--- Provided data ---
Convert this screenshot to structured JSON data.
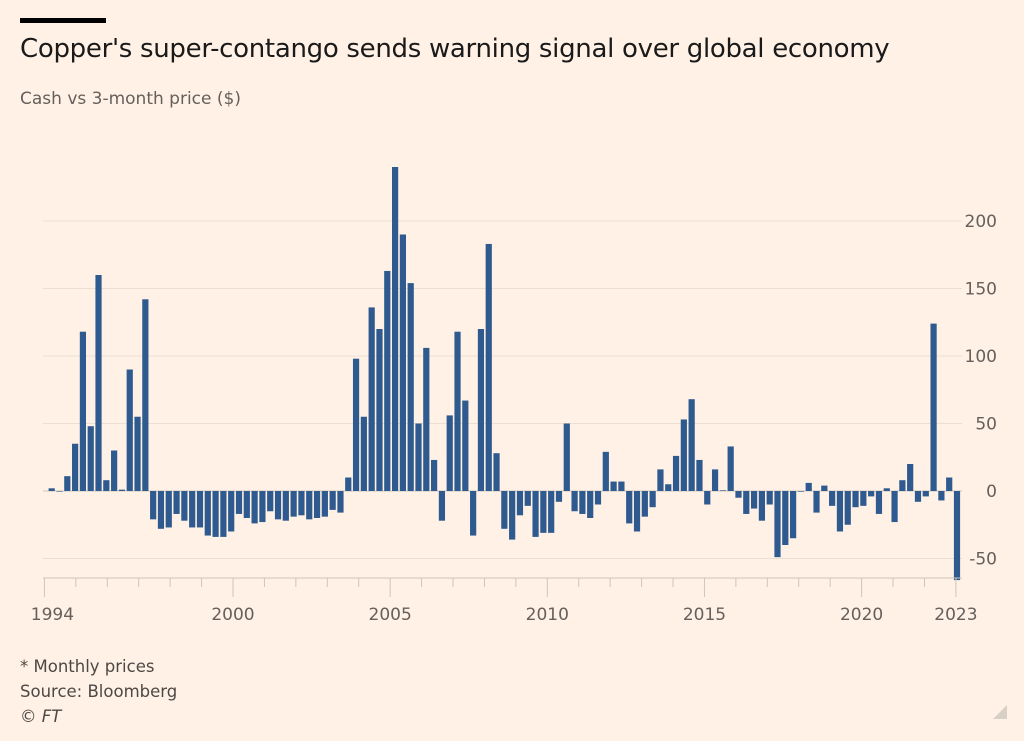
{
  "chart_data": {
    "type": "bar",
    "title": "Copper's super-contango sends warning signal over global economy",
    "subtitle": "Cash vs 3-month price ($)",
    "xlabel": "",
    "ylabel": "",
    "x_start": "1994 Q1",
    "x_end": "2023 Q1",
    "x_tick_labels": [
      "1994",
      "2000",
      "2005",
      "2010",
      "2015",
      "2020",
      "2023"
    ],
    "y_tick_labels": [
      "-50",
      "0",
      "50",
      "100",
      "150",
      "200"
    ],
    "ylim": [
      -70,
      245
    ],
    "grid": true,
    "y_axis_side": "right",
    "bar_color": "#2e5a8f",
    "values": [
      2,
      0,
      11,
      35,
      118,
      48,
      160,
      8,
      30,
      1,
      90,
      55,
      142,
      -21,
      -28,
      -27,
      -17,
      -22,
      -27,
      -27,
      -33,
      -34,
      -34,
      -30,
      -17,
      -20,
      -24,
      -23,
      -15,
      -21,
      -22,
      -19,
      -18,
      -21,
      -20,
      -19,
      -14,
      -16,
      10,
      98,
      55,
      136,
      120,
      163,
      240,
      190,
      154,
      50,
      106,
      23,
      -22,
      56,
      118,
      67,
      -33,
      120,
      183,
      28,
      -28,
      -36,
      -18,
      -11,
      -34,
      -31,
      -31,
      -8,
      50,
      -15,
      -17,
      -20,
      -10,
      29,
      7,
      7,
      -24,
      -30,
      -19,
      -12,
      16,
      5,
      26,
      53,
      68,
      23,
      -10,
      16,
      0.5,
      33,
      -5,
      -17,
      -13,
      -22,
      -10,
      -49,
      -40,
      -35,
      -0.5,
      6,
      -16,
      4,
      -11,
      -30,
      -25,
      -12,
      -11,
      -4,
      -17,
      2,
      -23,
      8,
      20,
      -8,
      -4,
      124,
      -7,
      10,
      -66
    ]
  },
  "footer": {
    "note": "* Monthly prices",
    "source": "Source: Bloomberg",
    "credit": "© FT"
  }
}
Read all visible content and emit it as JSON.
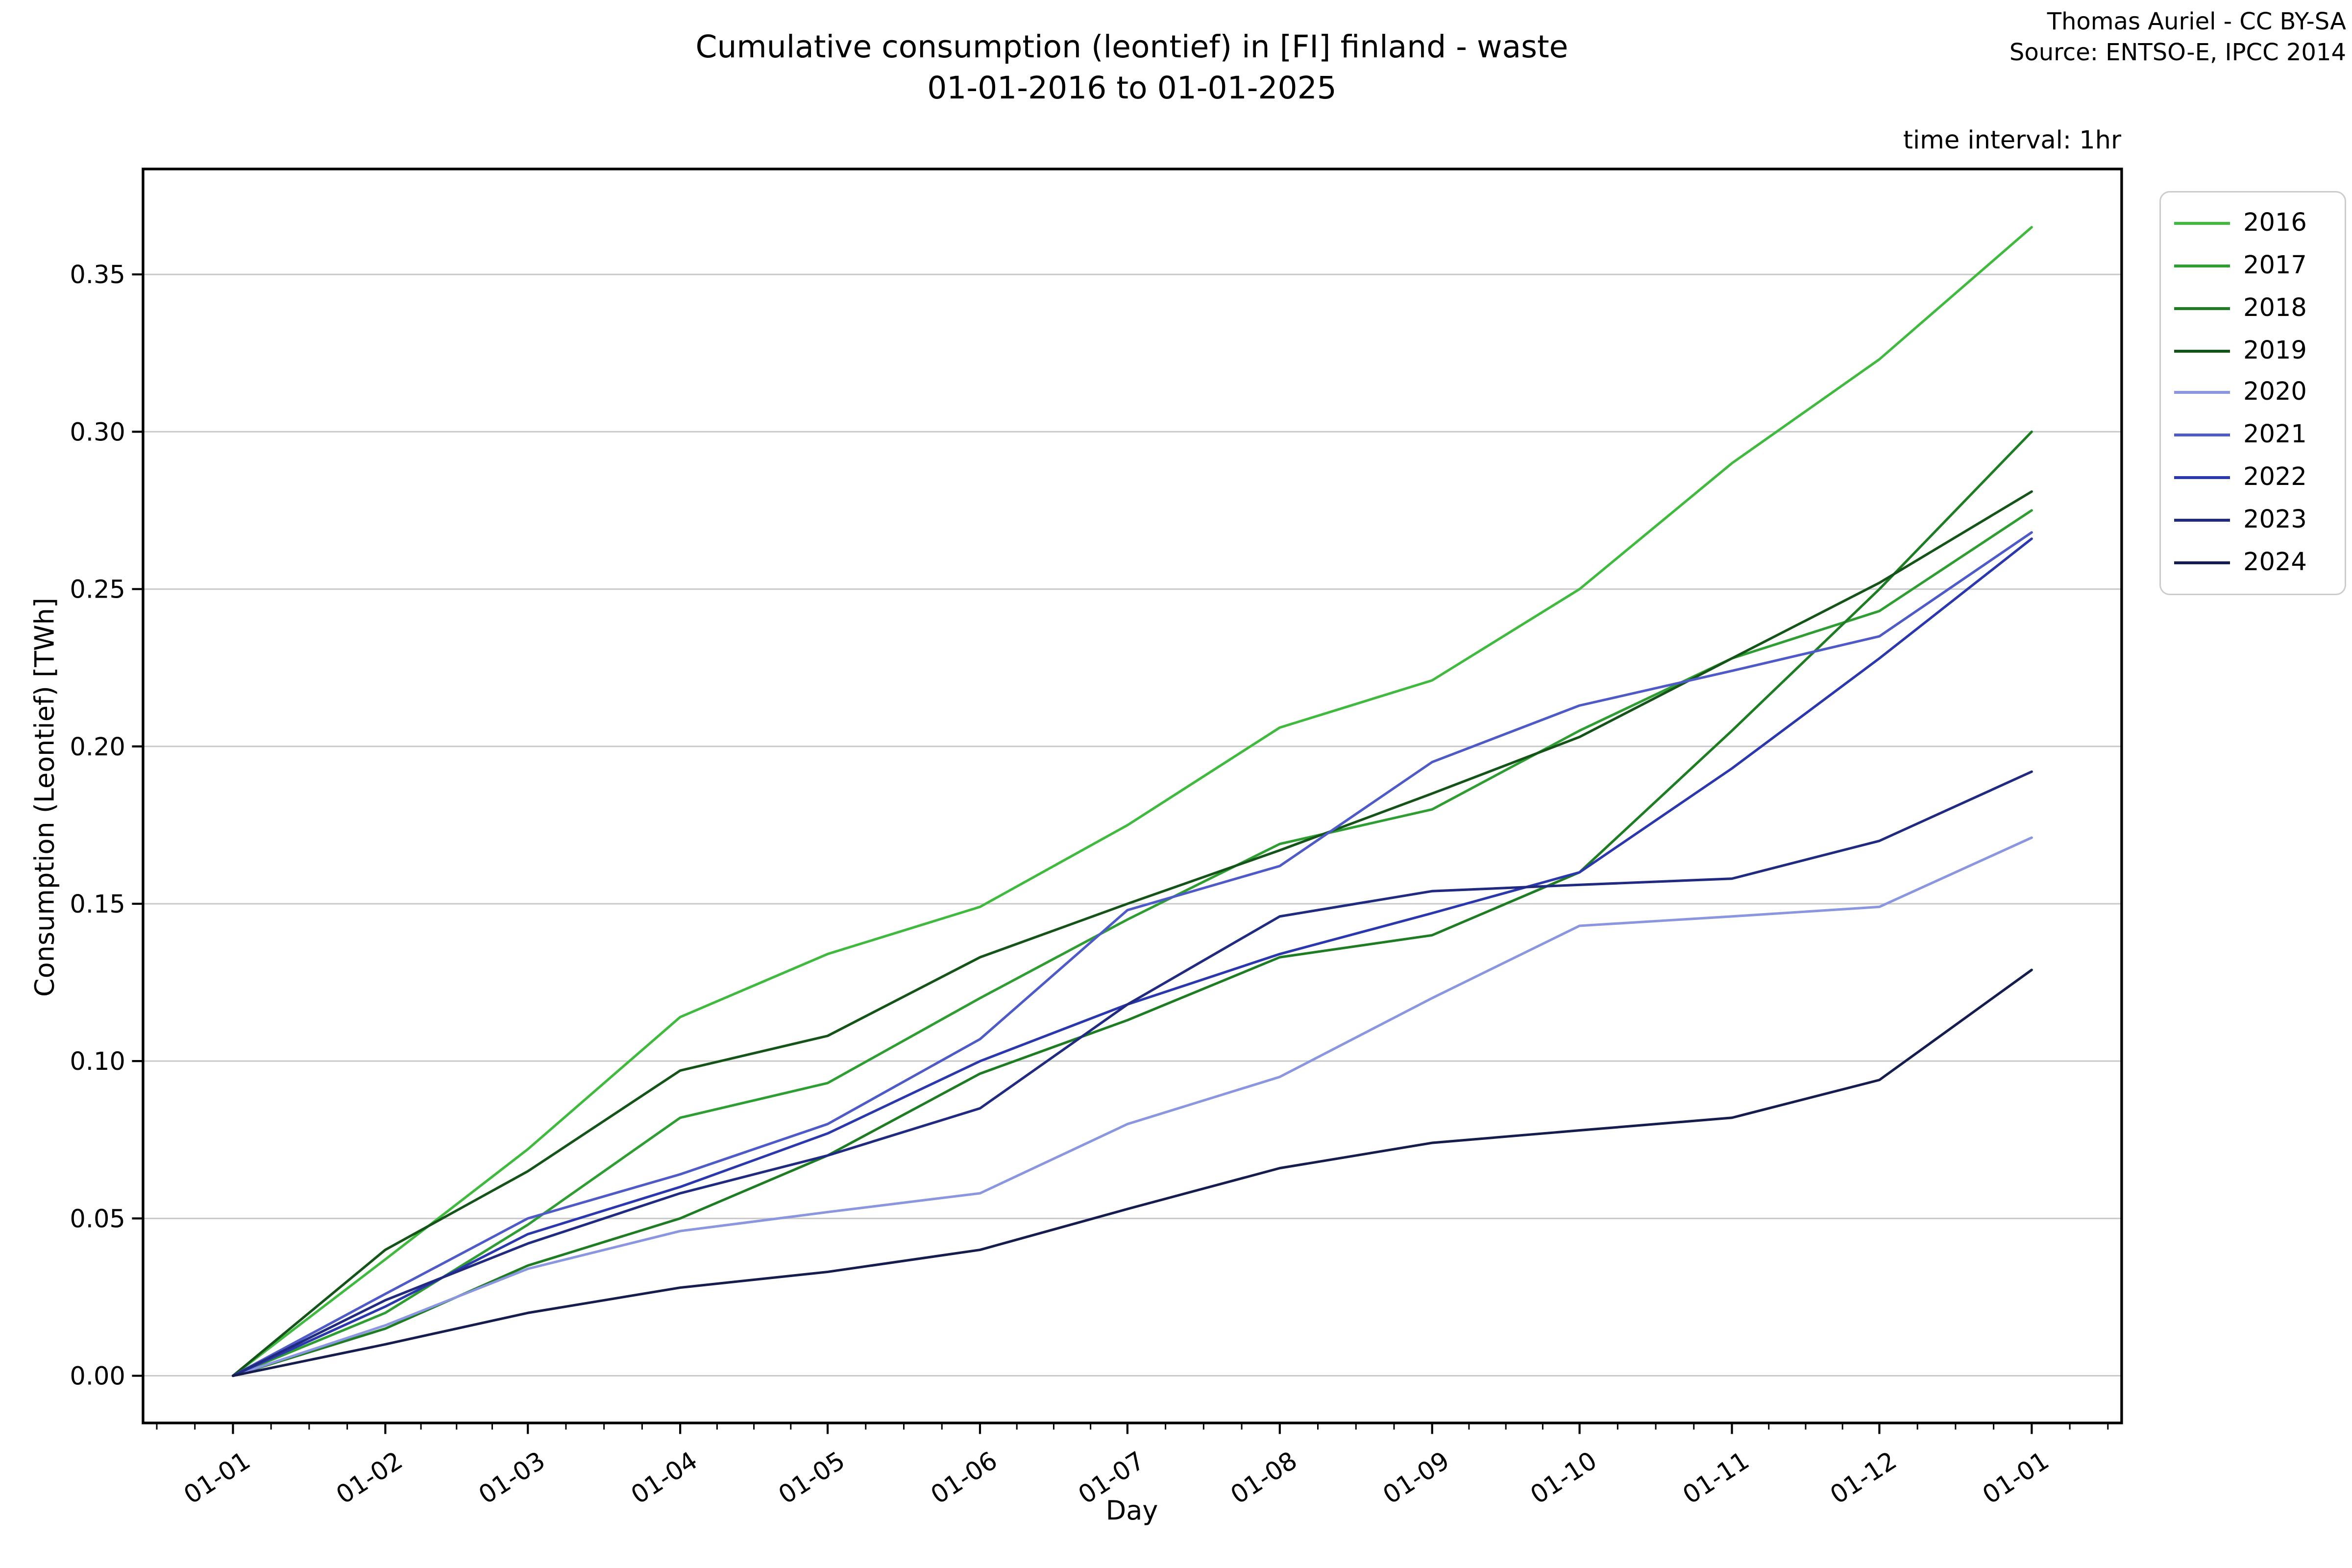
{
  "header": {
    "title_line1": "Cumulative consumption (leontief) in [FI] finland - waste",
    "title_line2": "01-01-2016 to 01-01-2025",
    "credit_line1": "Thomas Auriel - CC BY-SA",
    "credit_line2": "Source: ENTSO-E, IPCC 2014",
    "time_interval_note": "time interval: 1hr"
  },
  "chart_data": {
    "type": "line",
    "title": "Cumulative consumption (leontief) in [FI] finland - waste 01-01-2016 to 01-01-2025",
    "xlabel": "Day",
    "ylabel": "Consumption (Leontief) [TWh]",
    "grid": "horizontal only",
    "grid_color": "#c9c9c9",
    "legend_position": "outside upper right",
    "x_tick_labels": [
      "01-01",
      "01-02",
      "01-03",
      "01-04",
      "01-05",
      "01-06",
      "01-07",
      "01-08",
      "01-09",
      "01-10",
      "01-11",
      "01-12",
      "01-01"
    ],
    "x_days": [
      0,
      31,
      60,
      91,
      121,
      152,
      182,
      213,
      244,
      274,
      305,
      335,
      366
    ],
    "y_ticks": [
      "0.00",
      "0.05",
      "0.10",
      "0.15",
      "0.20",
      "0.25",
      "0.30",
      "0.35"
    ],
    "ylim": [
      -0.015,
      0.3835
    ],
    "xlim_days": [
      -18.3,
      384.3
    ],
    "series": [
      {
        "name": "2016",
        "color": "#3fba3f",
        "values": [
          0.0,
          0.037,
          0.072,
          0.114,
          0.134,
          0.149,
          0.175,
          0.206,
          0.221,
          0.25,
          0.29,
          0.323,
          0.365
        ]
      },
      {
        "name": "2017",
        "color": "#2f9e32",
        "values": [
          0.0,
          0.02,
          0.048,
          0.082,
          0.093,
          0.12,
          0.145,
          0.169,
          0.18,
          0.205,
          0.228,
          0.243,
          0.275
        ]
      },
      {
        "name": "2018",
        "color": "#1e7d22",
        "values": [
          0.0,
          0.015,
          0.035,
          0.05,
          0.07,
          0.096,
          0.113,
          0.133,
          0.14,
          0.16,
          0.205,
          0.25,
          0.3
        ]
      },
      {
        "name": "2019",
        "color": "#145418",
        "values": [
          0.0,
          0.04,
          0.065,
          0.097,
          0.108,
          0.133,
          0.15,
          0.167,
          0.185,
          0.203,
          0.228,
          0.252,
          0.281
        ]
      },
      {
        "name": "2020",
        "color": "#8b96e0",
        "values": [
          0.0,
          0.016,
          0.034,
          0.046,
          0.052,
          0.058,
          0.08,
          0.095,
          0.12,
          0.143,
          0.146,
          0.149,
          0.171
        ]
      },
      {
        "name": "2021",
        "color": "#4d5ac8",
        "values": [
          0.0,
          0.026,
          0.05,
          0.064,
          0.08,
          0.107,
          0.148,
          0.162,
          0.195,
          0.213,
          0.224,
          0.235,
          0.268
        ]
      },
      {
        "name": "2022",
        "color": "#2b38ad",
        "values": [
          0.0,
          0.022,
          0.045,
          0.06,
          0.077,
          0.1,
          0.118,
          0.134,
          0.147,
          0.16,
          0.193,
          0.228,
          0.266
        ]
      },
      {
        "name": "2023",
        "color": "#1f2a80",
        "values": [
          0.0,
          0.024,
          0.042,
          0.058,
          0.07,
          0.085,
          0.118,
          0.146,
          0.154,
          0.156,
          0.158,
          0.17,
          0.192
        ]
      },
      {
        "name": "2024",
        "color": "#151c4e",
        "values": [
          0.0,
          0.01,
          0.02,
          0.028,
          0.033,
          0.04,
          0.053,
          0.066,
          0.074,
          0.078,
          0.082,
          0.094,
          0.129
        ]
      }
    ]
  }
}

--- What is being asked ---
Restate the full listing verbatim and drop every picture.

--- Task output ---
Convert this screenshot to structured JSON data.
{
  "chart_data": {
    "type": "bar",
    "title": "Copper's super-contango sends warning signal over global economy",
    "subtitle": "Cash vs 3-month price ($)",
    "xlabel": "",
    "ylabel": "",
    "x_start": "1994 Q1",
    "x_end": "2023 Q1",
    "x_tick_labels": [
      "1994",
      "2000",
      "2005",
      "2010",
      "2015",
      "2020",
      "2023"
    ],
    "y_tick_labels": [
      "-50",
      "0",
      "50",
      "100",
      "150",
      "200"
    ],
    "ylim": [
      -70,
      245
    ],
    "grid": true,
    "y_axis_side": "right",
    "bar_color": "#2e5a8f",
    "values": [
      2,
      0,
      11,
      35,
      118,
      48,
      160,
      8,
      30,
      1,
      90,
      55,
      142,
      -21,
      -28,
      -27,
      -17,
      -22,
      -27,
      -27,
      -33,
      -34,
      -34,
      -30,
      -17,
      -20,
      -24,
      -23,
      -15,
      -21,
      -22,
      -19,
      -18,
      -21,
      -20,
      -19,
      -14,
      -16,
      10,
      98,
      55,
      136,
      120,
      163,
      240,
      190,
      154,
      50,
      106,
      23,
      -22,
      56,
      118,
      67,
      -33,
      120,
      183,
      28,
      -28,
      -36,
      -18,
      -11,
      -34,
      -31,
      -31,
      -8,
      50,
      -15,
      -17,
      -20,
      -10,
      29,
      7,
      7,
      -24,
      -30,
      -19,
      -12,
      16,
      5,
      26,
      53,
      68,
      23,
      -10,
      16,
      0.5,
      33,
      -5,
      -17,
      -13,
      -22,
      -10,
      -49,
      -40,
      -35,
      -0.5,
      6,
      -16,
      4,
      -11,
      -30,
      -25,
      -12,
      -11,
      -4,
      -17,
      2,
      -23,
      8,
      20,
      -8,
      -4,
      124,
      -7,
      10,
      -66
    ]
  },
  "footer": {
    "note": "* Monthly prices",
    "source": "Source: Bloomberg",
    "credit": "© FT"
  }
}
Read all visible content and emit it as JSON.
{
  "header": {
    "title_line1": "Cumulative consumption (leontief) in [FI] finland - waste",
    "title_line2": "01-01-2016 to 01-01-2025",
    "credit_line1": "Thomas Auriel - CC BY-SA",
    "credit_line2": "Source: ENTSO-E, IPCC 2014",
    "time_interval_note": "time interval: 1hr"
  },
  "chart_data": {
    "type": "line",
    "title": "Cumulative consumption (leontief) in [FI] finland - waste 01-01-2016 to 01-01-2025",
    "xlabel": "Day",
    "ylabel": "Consumption (Leontief) [TWh]",
    "grid": "horizontal only",
    "grid_color": "#c9c9c9",
    "legend_position": "outside upper right",
    "x_tick_labels": [
      "01-01",
      "01-02",
      "01-03",
      "01-04",
      "01-05",
      "01-06",
      "01-07",
      "01-08",
      "01-09",
      "01-10",
      "01-11",
      "01-12",
      "01-01"
    ],
    "x_days": [
      0,
      31,
      60,
      91,
      121,
      152,
      182,
      213,
      244,
      274,
      305,
      335,
      366
    ],
    "y_ticks": [
      "0.00",
      "0.05",
      "0.10",
      "0.15",
      "0.20",
      "0.25",
      "0.30",
      "0.35"
    ],
    "ylim": [
      -0.015,
      0.3835
    ],
    "xlim_days": [
      -18.3,
      384.3
    ],
    "series": [
      {
        "name": "2016",
        "color": "#3fba3f",
        "values": [
          0.0,
          0.037,
          0.072,
          0.114,
          0.134,
          0.149,
          0.175,
          0.206,
          0.221,
          0.25,
          0.29,
          0.323,
          0.365
        ]
      },
      {
        "name": "2017",
        "color": "#2f9e32",
        "values": [
          0.0,
          0.02,
          0.048,
          0.082,
          0.093,
          0.12,
          0.145,
          0.169,
          0.18,
          0.205,
          0.228,
          0.243,
          0.275
        ]
      },
      {
        "name": "2018",
        "color": "#1e7d22",
        "values": [
          0.0,
          0.015,
          0.035,
          0.05,
          0.07,
          0.096,
          0.113,
          0.133,
          0.14,
          0.16,
          0.205,
          0.25,
          0.3
        ]
      },
      {
        "name": "2019",
        "color": "#145418",
        "values": [
          0.0,
          0.04,
          0.065,
          0.097,
          0.108,
          0.133,
          0.15,
          0.167,
          0.185,
          0.203,
          0.228,
          0.252,
          0.281
        ]
      },
      {
        "name": "2020",
        "color": "#8b96e0",
        "values": [
          0.0,
          0.016,
          0.034,
          0.046,
          0.052,
          0.058,
          0.08,
          0.095,
          0.12,
          0.143,
          0.146,
          0.149,
          0.171
        ]
      },
      {
        "name": "2021",
        "color": "#4d5ac8",
        "values": [
          0.0,
          0.026,
          0.05,
          0.064,
          0.08,
          0.107,
          0.148,
          0.162,
          0.195,
          0.213,
          0.224,
          0.235,
          0.268
        ]
      },
      {
        "name": "2022",
        "color": "#2b38ad",
        "values": [
          0.0,
          0.022,
          0.045,
          0.06,
          0.077,
          0.1,
          0.118,
          0.134,
          0.147,
          0.16,
          0.193,
          0.228,
          0.266
        ]
      },
      {
        "name": "2023",
        "color": "#1f2a80",
        "values": [
          0.0,
          0.024,
          0.042,
          0.058,
          0.07,
          0.085,
          0.118,
          0.146,
          0.154,
          0.156,
          0.158,
          0.17,
          0.192
        ]
      },
      {
        "name": "2024",
        "color": "#151c4e",
        "values": [
          0.0,
          0.01,
          0.02,
          0.028,
          0.033,
          0.04,
          0.053,
          0.066,
          0.074,
          0.078,
          0.082,
          0.094,
          0.129
        ]
      }
    ]
  }
}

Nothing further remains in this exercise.